• Exercise: Format the part of the data that opens with the line containing "volts-tolerance-value[interactable]: 2.0 [790,112,827,133]" and closes with the line containing "under-led [703,176,742,197]" as a numbered list, leaving out any blank lines.

• Data excerpts:
* START *

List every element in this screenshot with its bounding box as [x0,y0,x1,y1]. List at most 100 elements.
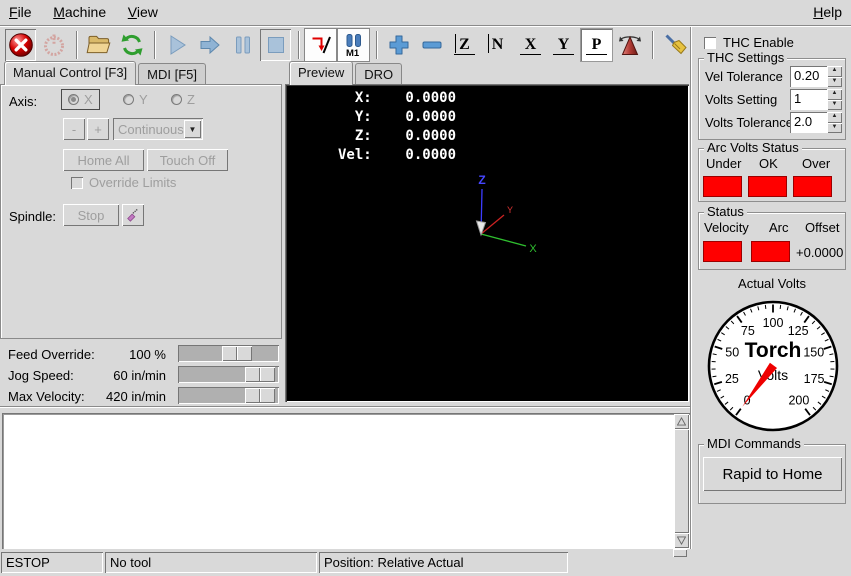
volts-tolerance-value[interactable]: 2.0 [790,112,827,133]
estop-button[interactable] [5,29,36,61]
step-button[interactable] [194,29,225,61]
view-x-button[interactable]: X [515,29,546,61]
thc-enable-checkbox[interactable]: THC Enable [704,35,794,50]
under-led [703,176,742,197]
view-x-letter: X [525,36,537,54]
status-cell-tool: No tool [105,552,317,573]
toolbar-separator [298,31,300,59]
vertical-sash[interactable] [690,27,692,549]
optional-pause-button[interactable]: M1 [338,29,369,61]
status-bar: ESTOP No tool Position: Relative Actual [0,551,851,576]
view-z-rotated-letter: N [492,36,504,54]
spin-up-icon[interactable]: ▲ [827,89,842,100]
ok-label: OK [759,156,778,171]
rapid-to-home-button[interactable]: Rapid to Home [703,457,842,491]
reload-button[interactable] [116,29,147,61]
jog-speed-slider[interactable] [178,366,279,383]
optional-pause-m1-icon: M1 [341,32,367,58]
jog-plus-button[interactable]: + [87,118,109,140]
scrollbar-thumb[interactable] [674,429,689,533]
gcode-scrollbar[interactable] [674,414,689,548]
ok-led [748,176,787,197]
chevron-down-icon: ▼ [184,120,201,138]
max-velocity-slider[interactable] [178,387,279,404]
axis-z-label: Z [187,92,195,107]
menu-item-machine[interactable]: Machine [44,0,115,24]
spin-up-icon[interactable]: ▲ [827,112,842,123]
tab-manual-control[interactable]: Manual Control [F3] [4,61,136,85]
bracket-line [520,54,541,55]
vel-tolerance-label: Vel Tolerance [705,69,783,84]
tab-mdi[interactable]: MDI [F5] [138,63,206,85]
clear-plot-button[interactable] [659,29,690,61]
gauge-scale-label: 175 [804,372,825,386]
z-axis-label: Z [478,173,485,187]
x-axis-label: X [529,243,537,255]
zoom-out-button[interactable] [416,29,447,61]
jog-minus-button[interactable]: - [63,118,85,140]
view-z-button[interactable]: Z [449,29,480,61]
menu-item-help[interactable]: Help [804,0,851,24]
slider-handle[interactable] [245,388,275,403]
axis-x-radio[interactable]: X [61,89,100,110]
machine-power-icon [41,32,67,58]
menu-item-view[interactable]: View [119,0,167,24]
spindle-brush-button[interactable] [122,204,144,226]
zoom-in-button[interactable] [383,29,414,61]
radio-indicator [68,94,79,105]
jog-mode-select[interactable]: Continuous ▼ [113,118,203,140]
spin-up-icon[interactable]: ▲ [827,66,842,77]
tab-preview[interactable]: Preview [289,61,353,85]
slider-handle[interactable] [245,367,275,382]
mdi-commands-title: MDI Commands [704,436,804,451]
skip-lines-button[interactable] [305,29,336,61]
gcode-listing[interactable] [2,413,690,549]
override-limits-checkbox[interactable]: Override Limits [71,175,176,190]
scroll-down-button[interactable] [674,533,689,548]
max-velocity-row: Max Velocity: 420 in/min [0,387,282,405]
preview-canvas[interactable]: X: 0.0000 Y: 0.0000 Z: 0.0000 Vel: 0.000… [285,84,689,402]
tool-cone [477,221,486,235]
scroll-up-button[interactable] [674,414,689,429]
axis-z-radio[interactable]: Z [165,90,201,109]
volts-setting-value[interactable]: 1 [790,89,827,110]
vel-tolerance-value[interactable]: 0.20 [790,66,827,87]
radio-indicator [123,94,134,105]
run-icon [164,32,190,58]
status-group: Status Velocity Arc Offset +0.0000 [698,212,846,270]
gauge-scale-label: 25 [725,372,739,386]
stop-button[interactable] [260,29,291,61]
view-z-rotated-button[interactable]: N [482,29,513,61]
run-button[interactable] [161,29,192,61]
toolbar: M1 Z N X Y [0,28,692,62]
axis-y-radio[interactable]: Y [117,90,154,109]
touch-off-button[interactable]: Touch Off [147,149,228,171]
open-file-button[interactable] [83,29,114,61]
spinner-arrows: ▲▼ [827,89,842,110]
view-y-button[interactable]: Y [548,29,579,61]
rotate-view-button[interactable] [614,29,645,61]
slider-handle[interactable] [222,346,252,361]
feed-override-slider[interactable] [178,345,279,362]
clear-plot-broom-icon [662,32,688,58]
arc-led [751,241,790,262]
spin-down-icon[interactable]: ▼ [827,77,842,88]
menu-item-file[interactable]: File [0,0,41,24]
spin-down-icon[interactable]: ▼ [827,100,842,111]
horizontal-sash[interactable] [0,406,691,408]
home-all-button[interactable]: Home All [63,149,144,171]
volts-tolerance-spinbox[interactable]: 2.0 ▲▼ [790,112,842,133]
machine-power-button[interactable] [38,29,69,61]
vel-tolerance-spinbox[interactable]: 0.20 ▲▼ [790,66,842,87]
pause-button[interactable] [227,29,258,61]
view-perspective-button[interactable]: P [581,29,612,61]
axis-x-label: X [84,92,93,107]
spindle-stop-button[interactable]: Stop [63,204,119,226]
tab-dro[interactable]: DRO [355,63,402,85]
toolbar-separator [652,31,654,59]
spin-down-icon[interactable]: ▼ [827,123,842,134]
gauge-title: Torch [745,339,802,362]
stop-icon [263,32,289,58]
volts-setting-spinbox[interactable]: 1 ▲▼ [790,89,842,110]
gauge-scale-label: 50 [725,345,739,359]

* END *
* START *

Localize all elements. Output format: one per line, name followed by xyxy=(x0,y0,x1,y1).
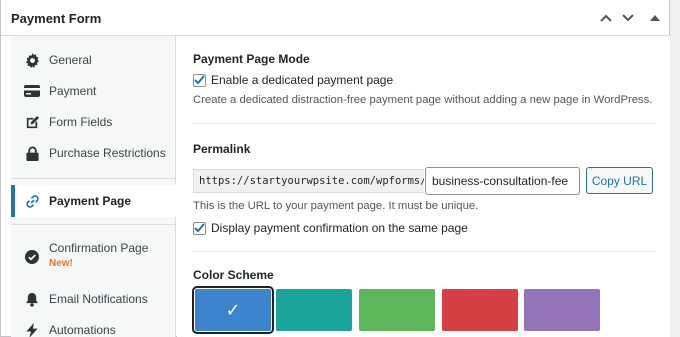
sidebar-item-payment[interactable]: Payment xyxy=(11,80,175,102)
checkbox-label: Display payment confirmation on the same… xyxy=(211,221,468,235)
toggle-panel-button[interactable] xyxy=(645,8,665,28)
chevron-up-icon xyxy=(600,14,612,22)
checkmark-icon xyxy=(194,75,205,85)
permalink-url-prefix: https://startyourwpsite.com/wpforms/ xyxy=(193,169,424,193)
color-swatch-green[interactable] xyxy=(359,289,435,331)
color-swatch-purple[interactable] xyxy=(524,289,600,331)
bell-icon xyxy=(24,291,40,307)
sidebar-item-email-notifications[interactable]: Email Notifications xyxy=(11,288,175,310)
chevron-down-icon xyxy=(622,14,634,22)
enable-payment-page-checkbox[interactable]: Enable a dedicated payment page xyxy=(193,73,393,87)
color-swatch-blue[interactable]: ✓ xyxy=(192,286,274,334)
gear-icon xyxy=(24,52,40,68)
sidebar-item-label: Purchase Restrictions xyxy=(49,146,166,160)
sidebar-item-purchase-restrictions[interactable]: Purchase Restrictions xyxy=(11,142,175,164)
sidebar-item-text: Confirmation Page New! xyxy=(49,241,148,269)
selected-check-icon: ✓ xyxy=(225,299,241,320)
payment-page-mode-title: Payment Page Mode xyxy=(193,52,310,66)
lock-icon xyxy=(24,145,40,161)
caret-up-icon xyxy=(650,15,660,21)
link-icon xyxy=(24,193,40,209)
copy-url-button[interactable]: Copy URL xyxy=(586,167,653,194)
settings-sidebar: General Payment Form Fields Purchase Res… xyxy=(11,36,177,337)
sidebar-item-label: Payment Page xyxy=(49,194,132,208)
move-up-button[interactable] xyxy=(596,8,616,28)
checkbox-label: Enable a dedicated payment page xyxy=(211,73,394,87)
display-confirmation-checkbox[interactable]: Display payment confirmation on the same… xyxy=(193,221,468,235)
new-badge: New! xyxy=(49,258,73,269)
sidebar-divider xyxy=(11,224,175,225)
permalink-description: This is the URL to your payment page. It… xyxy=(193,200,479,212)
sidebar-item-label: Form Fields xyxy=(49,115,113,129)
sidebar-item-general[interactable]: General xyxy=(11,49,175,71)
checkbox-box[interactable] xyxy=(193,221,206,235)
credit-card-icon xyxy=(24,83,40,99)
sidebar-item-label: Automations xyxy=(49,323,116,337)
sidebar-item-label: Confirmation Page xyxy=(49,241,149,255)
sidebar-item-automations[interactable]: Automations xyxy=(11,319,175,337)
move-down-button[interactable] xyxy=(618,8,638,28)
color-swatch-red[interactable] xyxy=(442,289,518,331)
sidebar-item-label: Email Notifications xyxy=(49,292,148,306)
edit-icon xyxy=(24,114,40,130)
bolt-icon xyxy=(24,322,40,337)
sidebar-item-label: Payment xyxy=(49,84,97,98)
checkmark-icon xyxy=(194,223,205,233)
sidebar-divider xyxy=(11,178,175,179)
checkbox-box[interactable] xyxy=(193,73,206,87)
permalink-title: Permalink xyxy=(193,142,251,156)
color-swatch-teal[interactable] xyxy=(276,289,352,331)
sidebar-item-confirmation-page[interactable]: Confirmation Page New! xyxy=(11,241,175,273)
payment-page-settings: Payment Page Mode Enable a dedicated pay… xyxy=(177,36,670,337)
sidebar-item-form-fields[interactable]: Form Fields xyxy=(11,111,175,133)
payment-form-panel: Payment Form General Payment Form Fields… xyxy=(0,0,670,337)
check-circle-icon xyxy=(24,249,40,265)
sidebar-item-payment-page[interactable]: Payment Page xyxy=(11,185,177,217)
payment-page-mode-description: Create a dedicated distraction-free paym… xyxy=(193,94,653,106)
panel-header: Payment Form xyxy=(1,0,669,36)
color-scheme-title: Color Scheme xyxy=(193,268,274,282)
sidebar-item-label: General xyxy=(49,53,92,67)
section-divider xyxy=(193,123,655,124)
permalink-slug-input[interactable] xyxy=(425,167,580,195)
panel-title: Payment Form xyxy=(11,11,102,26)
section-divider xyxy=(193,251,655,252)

* END *

• Worked solution:
1. volts-tolerance-value[interactable]: 2.0 [790,112,827,133]
2. estop-button[interactable] [5,29,36,61]
3. step-button[interactable] [194,29,225,61]
4. view-x-button[interactable]: X [515,29,546,61]
5. thc-enable-checkbox[interactable]: THC Enable [704,35,794,50]
6. under-led [703,176,742,197]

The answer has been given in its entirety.